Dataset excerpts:
>>>

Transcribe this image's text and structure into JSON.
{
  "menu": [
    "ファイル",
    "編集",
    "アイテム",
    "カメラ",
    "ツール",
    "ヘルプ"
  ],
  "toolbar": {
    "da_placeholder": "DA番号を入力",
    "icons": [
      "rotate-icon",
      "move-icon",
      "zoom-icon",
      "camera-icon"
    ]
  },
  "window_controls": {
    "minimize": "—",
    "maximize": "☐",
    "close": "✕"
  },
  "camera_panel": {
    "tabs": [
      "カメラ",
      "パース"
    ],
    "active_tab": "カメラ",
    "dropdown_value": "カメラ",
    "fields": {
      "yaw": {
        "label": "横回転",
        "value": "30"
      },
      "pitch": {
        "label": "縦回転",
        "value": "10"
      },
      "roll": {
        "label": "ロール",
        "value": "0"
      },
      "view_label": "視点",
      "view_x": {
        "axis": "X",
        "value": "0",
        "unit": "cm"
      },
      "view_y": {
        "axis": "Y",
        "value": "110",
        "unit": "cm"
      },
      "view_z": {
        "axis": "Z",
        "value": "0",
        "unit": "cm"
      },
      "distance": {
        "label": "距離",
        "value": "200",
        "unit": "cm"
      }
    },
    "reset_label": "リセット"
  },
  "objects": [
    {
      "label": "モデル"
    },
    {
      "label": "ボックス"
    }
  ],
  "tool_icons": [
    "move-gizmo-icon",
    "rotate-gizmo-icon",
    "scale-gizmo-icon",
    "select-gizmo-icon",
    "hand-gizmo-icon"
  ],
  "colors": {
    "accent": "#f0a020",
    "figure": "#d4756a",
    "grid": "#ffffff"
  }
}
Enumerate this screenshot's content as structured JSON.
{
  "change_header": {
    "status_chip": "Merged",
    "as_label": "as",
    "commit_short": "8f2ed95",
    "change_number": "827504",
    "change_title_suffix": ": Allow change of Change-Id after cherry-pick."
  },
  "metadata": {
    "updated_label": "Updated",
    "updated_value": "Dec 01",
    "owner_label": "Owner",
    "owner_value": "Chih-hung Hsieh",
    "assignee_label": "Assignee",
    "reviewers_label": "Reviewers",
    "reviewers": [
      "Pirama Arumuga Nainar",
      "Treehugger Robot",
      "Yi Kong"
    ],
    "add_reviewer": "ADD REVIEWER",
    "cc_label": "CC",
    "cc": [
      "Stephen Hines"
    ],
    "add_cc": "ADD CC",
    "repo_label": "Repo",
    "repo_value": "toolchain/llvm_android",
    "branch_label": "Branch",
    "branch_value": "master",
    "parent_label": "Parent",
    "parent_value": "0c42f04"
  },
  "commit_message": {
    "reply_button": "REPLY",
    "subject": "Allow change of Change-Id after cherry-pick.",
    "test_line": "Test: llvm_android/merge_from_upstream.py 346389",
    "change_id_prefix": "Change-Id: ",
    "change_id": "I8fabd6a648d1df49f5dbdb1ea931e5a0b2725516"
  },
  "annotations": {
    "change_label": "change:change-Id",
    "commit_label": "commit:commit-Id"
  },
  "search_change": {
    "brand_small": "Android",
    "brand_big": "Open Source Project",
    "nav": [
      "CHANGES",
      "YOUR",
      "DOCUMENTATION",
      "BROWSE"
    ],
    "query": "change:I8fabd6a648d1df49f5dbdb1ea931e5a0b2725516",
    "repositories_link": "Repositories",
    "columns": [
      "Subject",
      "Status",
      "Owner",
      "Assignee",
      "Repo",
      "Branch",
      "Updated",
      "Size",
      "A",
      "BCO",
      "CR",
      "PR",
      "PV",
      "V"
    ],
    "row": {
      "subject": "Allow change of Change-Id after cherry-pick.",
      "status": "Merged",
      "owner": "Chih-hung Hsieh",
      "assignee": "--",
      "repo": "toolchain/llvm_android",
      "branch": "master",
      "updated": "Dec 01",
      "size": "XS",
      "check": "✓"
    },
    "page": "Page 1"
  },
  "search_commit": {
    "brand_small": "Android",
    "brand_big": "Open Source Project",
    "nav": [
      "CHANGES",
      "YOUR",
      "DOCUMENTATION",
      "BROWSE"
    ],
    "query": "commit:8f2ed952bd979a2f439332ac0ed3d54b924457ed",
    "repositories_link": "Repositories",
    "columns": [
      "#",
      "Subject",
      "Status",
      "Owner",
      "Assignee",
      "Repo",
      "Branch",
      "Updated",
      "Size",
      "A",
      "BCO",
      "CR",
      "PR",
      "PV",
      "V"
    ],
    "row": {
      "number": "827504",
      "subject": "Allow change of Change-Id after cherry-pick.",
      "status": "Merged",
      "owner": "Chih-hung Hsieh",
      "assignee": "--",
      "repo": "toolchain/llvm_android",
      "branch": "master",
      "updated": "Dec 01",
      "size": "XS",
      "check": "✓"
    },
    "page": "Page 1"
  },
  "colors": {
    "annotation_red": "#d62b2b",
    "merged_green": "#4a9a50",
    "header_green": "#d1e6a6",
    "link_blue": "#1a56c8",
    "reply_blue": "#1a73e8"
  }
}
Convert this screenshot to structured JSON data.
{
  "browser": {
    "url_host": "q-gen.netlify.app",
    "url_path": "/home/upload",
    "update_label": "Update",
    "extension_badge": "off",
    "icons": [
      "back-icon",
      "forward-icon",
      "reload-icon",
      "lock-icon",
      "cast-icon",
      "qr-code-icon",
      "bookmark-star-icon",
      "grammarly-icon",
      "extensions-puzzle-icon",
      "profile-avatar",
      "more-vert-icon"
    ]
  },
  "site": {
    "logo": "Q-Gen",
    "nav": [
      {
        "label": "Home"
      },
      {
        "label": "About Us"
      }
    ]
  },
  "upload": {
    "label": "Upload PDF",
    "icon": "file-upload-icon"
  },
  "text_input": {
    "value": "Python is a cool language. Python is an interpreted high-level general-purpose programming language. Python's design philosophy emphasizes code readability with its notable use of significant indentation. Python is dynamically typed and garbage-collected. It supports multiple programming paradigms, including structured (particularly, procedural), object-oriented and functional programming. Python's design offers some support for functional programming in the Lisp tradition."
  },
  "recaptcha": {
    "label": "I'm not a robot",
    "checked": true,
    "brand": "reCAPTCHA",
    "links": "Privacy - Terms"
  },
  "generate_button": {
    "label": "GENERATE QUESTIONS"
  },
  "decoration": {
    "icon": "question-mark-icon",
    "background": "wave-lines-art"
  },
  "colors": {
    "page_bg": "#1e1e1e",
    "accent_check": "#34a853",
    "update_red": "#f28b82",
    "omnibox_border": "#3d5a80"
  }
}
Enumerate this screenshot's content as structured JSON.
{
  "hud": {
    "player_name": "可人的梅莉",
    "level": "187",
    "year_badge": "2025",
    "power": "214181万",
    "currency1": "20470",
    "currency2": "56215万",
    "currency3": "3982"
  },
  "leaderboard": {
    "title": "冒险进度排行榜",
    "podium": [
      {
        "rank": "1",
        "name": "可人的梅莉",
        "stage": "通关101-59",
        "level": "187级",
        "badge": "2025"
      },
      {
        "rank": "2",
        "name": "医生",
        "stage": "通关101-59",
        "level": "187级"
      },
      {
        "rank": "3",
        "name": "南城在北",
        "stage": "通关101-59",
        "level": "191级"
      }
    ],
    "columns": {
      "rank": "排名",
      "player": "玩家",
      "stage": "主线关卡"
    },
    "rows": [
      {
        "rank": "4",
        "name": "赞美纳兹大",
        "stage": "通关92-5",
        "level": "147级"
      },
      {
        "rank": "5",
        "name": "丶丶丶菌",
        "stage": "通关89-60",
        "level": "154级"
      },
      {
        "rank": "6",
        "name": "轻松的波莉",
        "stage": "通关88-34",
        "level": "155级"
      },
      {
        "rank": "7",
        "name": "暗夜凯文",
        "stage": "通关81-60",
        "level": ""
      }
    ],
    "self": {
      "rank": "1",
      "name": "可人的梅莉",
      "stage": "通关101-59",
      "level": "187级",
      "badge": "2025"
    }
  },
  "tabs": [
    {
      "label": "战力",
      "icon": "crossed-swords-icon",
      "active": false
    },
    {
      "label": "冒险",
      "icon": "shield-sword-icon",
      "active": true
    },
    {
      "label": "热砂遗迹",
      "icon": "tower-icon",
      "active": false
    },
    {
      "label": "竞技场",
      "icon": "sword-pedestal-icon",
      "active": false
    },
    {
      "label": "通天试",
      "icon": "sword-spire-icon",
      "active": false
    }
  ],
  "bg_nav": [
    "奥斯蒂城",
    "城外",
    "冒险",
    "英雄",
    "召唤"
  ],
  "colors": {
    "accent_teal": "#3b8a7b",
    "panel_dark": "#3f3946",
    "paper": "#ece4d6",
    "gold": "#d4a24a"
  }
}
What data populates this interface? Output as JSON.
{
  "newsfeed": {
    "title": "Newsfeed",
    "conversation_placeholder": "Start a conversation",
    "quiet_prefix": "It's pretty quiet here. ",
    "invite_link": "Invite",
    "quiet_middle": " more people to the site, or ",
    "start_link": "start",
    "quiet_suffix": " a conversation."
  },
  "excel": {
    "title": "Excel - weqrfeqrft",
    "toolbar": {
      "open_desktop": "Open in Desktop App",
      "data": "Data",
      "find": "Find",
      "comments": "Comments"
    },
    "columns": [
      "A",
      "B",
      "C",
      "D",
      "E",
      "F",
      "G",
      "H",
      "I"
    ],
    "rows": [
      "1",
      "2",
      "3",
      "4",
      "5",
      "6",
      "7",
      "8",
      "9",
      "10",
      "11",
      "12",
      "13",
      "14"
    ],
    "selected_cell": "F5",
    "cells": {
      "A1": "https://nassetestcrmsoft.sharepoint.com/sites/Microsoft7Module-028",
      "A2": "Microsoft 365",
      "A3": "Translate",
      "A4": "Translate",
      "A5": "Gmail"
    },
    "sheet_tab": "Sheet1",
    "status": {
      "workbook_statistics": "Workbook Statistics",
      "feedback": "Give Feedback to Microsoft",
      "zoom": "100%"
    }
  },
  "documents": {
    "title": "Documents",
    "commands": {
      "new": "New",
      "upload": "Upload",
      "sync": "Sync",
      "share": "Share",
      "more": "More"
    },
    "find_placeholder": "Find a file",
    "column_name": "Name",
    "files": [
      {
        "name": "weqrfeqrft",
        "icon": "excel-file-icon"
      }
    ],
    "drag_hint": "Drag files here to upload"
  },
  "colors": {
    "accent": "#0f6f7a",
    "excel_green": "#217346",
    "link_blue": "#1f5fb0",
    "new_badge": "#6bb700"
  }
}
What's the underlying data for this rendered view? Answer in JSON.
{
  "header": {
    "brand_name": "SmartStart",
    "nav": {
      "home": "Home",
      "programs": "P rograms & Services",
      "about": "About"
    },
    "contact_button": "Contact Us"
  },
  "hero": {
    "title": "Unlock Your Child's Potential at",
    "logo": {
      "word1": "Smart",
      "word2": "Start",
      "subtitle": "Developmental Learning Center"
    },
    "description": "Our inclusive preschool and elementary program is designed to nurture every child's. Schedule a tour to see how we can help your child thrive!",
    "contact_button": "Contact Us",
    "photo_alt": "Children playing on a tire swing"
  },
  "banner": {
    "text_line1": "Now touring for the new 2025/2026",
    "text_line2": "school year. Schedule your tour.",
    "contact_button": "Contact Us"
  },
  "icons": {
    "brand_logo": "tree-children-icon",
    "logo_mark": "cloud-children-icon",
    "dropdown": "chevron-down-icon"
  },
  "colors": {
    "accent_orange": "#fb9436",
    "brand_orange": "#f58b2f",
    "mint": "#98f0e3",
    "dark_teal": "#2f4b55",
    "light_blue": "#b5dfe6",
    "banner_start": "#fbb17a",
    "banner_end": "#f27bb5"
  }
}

<<<

> _Work instructions_:
How many lines in the records above contain the word "可人的梅莉"? Reply with the number alone.

> _The answer_:
3